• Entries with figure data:
—————

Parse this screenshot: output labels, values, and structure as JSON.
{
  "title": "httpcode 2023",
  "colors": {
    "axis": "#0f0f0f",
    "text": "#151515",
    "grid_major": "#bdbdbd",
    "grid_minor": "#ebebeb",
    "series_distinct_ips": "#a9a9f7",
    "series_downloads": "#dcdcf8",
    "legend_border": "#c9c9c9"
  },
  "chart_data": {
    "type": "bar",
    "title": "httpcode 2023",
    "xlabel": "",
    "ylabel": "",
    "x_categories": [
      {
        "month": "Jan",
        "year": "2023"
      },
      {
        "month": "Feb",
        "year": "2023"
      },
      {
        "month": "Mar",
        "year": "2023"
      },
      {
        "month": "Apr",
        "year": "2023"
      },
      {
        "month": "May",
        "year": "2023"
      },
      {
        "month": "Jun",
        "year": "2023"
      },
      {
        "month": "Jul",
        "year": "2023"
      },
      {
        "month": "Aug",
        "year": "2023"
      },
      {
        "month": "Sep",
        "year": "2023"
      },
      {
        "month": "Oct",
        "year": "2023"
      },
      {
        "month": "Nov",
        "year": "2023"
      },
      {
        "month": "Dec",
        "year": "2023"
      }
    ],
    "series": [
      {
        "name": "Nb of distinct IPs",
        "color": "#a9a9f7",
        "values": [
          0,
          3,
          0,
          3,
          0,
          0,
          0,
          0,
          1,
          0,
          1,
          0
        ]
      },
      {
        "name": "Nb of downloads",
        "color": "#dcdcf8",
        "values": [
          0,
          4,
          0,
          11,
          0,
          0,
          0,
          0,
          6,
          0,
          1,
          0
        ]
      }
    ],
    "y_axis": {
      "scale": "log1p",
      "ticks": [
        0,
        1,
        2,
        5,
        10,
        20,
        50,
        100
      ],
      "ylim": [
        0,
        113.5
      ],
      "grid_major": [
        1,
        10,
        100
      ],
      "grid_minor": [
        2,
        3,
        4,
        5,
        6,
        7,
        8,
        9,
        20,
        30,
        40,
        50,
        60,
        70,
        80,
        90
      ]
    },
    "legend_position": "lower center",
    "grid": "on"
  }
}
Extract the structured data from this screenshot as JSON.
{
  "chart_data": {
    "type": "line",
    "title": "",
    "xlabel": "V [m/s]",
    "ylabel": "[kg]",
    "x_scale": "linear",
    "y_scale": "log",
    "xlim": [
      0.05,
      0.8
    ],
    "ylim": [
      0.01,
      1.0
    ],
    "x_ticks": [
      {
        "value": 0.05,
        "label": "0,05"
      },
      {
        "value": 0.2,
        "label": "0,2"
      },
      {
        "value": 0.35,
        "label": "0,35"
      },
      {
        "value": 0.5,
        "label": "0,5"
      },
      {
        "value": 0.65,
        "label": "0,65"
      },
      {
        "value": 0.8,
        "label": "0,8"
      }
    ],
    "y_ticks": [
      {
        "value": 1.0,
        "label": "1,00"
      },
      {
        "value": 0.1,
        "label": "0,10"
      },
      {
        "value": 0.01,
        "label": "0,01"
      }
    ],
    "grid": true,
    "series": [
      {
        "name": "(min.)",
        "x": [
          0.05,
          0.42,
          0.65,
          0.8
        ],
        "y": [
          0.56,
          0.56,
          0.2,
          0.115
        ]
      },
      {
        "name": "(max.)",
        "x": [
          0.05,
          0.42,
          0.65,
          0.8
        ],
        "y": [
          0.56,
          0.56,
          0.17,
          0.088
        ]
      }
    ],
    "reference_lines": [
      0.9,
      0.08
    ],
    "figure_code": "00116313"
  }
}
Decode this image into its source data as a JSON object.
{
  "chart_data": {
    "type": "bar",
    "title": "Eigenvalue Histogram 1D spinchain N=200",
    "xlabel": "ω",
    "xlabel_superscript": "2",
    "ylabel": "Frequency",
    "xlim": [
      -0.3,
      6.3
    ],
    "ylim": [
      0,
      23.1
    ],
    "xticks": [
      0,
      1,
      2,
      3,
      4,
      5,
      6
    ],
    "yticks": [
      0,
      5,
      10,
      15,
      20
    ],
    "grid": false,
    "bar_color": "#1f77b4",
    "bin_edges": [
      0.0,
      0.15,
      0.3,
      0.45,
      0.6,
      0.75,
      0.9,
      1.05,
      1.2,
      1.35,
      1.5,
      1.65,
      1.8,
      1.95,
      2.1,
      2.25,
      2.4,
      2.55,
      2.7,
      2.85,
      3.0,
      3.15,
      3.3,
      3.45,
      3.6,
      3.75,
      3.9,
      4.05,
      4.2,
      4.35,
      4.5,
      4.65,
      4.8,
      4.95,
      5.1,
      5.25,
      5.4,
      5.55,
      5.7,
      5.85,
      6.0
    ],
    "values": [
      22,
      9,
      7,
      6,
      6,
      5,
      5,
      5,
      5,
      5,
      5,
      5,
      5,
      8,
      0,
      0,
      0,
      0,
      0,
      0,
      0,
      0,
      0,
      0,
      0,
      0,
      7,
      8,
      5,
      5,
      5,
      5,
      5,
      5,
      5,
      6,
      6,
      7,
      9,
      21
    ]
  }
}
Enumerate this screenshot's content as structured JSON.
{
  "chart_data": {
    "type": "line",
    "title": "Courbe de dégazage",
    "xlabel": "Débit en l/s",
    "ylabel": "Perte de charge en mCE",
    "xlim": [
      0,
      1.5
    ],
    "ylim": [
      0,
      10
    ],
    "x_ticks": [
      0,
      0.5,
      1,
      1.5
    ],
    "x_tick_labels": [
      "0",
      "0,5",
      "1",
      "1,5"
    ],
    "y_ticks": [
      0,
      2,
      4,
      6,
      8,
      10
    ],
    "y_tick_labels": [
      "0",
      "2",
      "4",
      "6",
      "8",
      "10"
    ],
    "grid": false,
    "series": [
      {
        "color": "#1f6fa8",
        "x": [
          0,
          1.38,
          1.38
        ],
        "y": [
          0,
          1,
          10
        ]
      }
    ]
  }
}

—————

Set all of the entries down again, exactly as they were given.

Parse this screenshot: output labels, values, and structure as JSON.
{
  "title": "httpcode 2023",
  "colors": {
    "axis": "#0f0f0f",
    "text": "#151515",
    "grid_major": "#bdbdbd",
    "grid_minor": "#ebebeb",
    "series_distinct_ips": "#a9a9f7",
    "series_downloads": "#dcdcf8",
    "legend_border": "#c9c9c9"
  },
  "chart_data": {
    "type": "bar",
    "title": "httpcode 2023",
    "xlabel": "",
    "ylabel": "",
    "x_categories": [
      {
        "month": "Jan",
        "year": "2023"
      },
      {
        "month": "Feb",
        "year": "2023"
      },
      {
        "month": "Mar",
        "year": "2023"
      },
      {
        "month": "Apr",
        "year": "2023"
      },
      {
        "month": "May",
        "year": "2023"
      },
      {
        "month": "Jun",
        "year": "2023"
      },
      {
        "month": "Jul",
        "year": "2023"
      },
      {
        "month": "Aug",
        "year": "2023"
      },
      {
        "month": "Sep",
        "year": "2023"
      },
      {
        "month": "Oct",
        "year": "2023"
      },
      {
        "month": "Nov",
        "year": "2023"
      },
      {
        "month": "Dec",
        "year": "2023"
      }
    ],
    "series": [
      {
        "name": "Nb of distinct IPs",
        "color": "#a9a9f7",
        "values": [
          0,
          3,
          0,
          3,
          0,
          0,
          0,
          0,
          1,
          0,
          1,
          0
        ]
      },
      {
        "name": "Nb of downloads",
        "color": "#dcdcf8",
        "values": [
          0,
          4,
          0,
          11,
          0,
          0,
          0,
          0,
          6,
          0,
          1,
          0
        ]
      }
    ],
    "y_axis": {
      "scale": "log1p",
      "ticks": [
        0,
        1,
        2,
        5,
        10,
        20,
        50,
        100
      ],
      "ylim": [
        0,
        113.5
      ],
      "grid_major": [
        1,
        10,
        100
      ],
      "grid_minor": [
        2,
        3,
        4,
        5,
        6,
        7,
        8,
        9,
        20,
        30,
        40,
        50,
        60,
        70,
        80,
        90
      ]
    },
    "legend_position": "lower center",
    "grid": "on"
  }
}
Extract the structured data from this screenshot as JSON.
{
  "chart_data": {
    "type": "line",
    "title": "",
    "xlabel": "V [m/s]",
    "ylabel": "[kg]",
    "x_scale": "linear",
    "y_scale": "log",
    "xlim": [
      0.05,
      0.8
    ],
    "ylim": [
      0.01,
      1.0
    ],
    "x_ticks": [
      {
        "value": 0.05,
        "label": "0,05"
      },
      {
        "value": 0.2,
        "label": "0,2"
      },
      {
        "value": 0.35,
        "label": "0,35"
      },
      {
        "value": 0.5,
        "label": "0,5"
      },
      {
        "value": 0.65,
        "label": "0,65"
      },
      {
        "value": 0.8,
        "label": "0,8"
      }
    ],
    "y_ticks": [
      {
        "value": 1.0,
        "label": "1,00"
      },
      {
        "value": 0.1,
        "label": "0,10"
      },
      {
        "value": 0.01,
        "label": "0,01"
      }
    ],
    "grid": true,
    "series": [
      {
        "name": "(min.)",
        "x": [
          0.05,
          0.42,
          0.65,
          0.8
        ],
        "y": [
          0.56,
          0.56,
          0.2,
          0.115
        ]
      },
      {
        "name": "(max.)",
        "x": [
          0.05,
          0.42,
          0.65,
          0.8
        ],
        "y": [
          0.56,
          0.56,
          0.17,
          0.088
        ]
      }
    ],
    "reference_lines": [
      0.9,
      0.08
    ],
    "figure_code": "00116313"
  }
}
Decode this image into its source data as a JSON object.
{
  "chart_data": {
    "type": "bar",
    "title": "Eigenvalue Histogram 1D spinchain N=200",
    "xlabel": "ω",
    "xlabel_superscript": "2",
    "ylabel": "Frequency",
    "xlim": [
      -0.3,
      6.3
    ],
    "ylim": [
      0,
      23.1
    ],
    "xticks": [
      0,
      1,
      2,
      3,
      4,
      5,
      6
    ],
    "yticks": [
      0,
      5,
      10,
      15,
      20
    ],
    "grid": false,
    "bar_color": "#1f77b4",
    "bin_edges": [
      0.0,
      0.15,
      0.3,
      0.45,
      0.6,
      0.75,
      0.9,
      1.05,
      1.2,
      1.35,
      1.5,
      1.65,
      1.8,
      1.95,
      2.1,
      2.25,
      2.4,
      2.55,
      2.7,
      2.85,
      3.0,
      3.15,
      3.3,
      3.45,
      3.6,
      3.75,
      3.9,
      4.05,
      4.2,
      4.35,
      4.5,
      4.65,
      4.8,
      4.95,
      5.1,
      5.25,
      5.4,
      5.55,
      5.7,
      5.85,
      6.0
    ],
    "values": [
      22,
      9,
      7,
      6,
      6,
      5,
      5,
      5,
      5,
      5,
      5,
      5,
      5,
      8,
      0,
      0,
      0,
      0,
      0,
      0,
      0,
      0,
      0,
      0,
      0,
      0,
      7,
      8,
      5,
      5,
      5,
      5,
      5,
      5,
      5,
      6,
      6,
      7,
      9,
      21
    ]
  }
}
Enumerate this screenshot's content as structured JSON.
{
  "chart_data": {
    "type": "line",
    "title": "Courbe de dégazage",
    "xlabel": "Débit en l/s",
    "ylabel": "Perte de charge en mCE",
    "xlim": [
      0,
      1.5
    ],
    "ylim": [
      0,
      10
    ],
    "x_ticks": [
      0,
      0.5,
      1,
      1.5
    ],
    "x_tick_labels": [
      "0",
      "0,5",
      "1",
      "1,5"
    ],
    "y_ticks": [
      0,
      2,
      4,
      6,
      8,
      10
    ],
    "y_tick_labels": [
      "0",
      "2",
      "4",
      "6",
      "8",
      "10"
    ],
    "grid": false,
    "series": [
      {
        "color": "#1f6fa8",
        "x": [
          0,
          1.38,
          1.38
        ],
        "y": [
          0,
          1,
          10
        ]
      }
    ]
  }
}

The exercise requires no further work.